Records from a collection

* * *

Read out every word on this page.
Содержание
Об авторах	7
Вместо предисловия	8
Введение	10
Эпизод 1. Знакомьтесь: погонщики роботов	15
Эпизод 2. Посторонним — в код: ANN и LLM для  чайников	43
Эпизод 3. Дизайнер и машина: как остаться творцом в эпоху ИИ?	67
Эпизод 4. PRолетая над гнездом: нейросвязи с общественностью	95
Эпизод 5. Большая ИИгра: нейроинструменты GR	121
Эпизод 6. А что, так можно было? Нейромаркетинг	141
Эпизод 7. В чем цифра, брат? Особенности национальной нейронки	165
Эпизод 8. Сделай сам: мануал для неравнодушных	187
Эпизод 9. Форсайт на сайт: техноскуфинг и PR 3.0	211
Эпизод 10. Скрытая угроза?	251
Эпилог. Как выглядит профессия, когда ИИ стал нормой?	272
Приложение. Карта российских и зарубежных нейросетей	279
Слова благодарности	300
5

* * *

The records above need to be transcribed in full. Keep every character unchanged.

Read out every word on this page.
Содержание
Об авторах	7
Вместо предисловия	8
Введение	10
Эпизод 1. Знакомьтесь: погонщики роботов	15
Эпизод 2. Посторонним — в код: ANN и LLM для  чайников	43
Эпизод 3. Дизайнер и машина: как остаться творцом в эпоху ИИ?	67
Эпизод 4. PRолетая над гнездом: нейросвязи с общественностью	95
Эпизод 5. Большая ИИгра: нейроинструменты GR	121
Эпизод 6. А что, так можно было? Нейромаркетинг	141
Эпизод 7. В чем цифра, брат? Особенности национальной нейронки	165
Эпизод 8. Сделай сам: мануал для неравнодушных	187
Эпизод 9. Форсайт на сайт: техноскуфинг и PR 3.0	211
Эпизод 10. Скрытая угроза?	251
Эпилог. Как выглядит профессия, когда ИИ стал нормой?	272
Приложение. Карта российских и зарубежных нейросетей	279
Слова благодарности	300
5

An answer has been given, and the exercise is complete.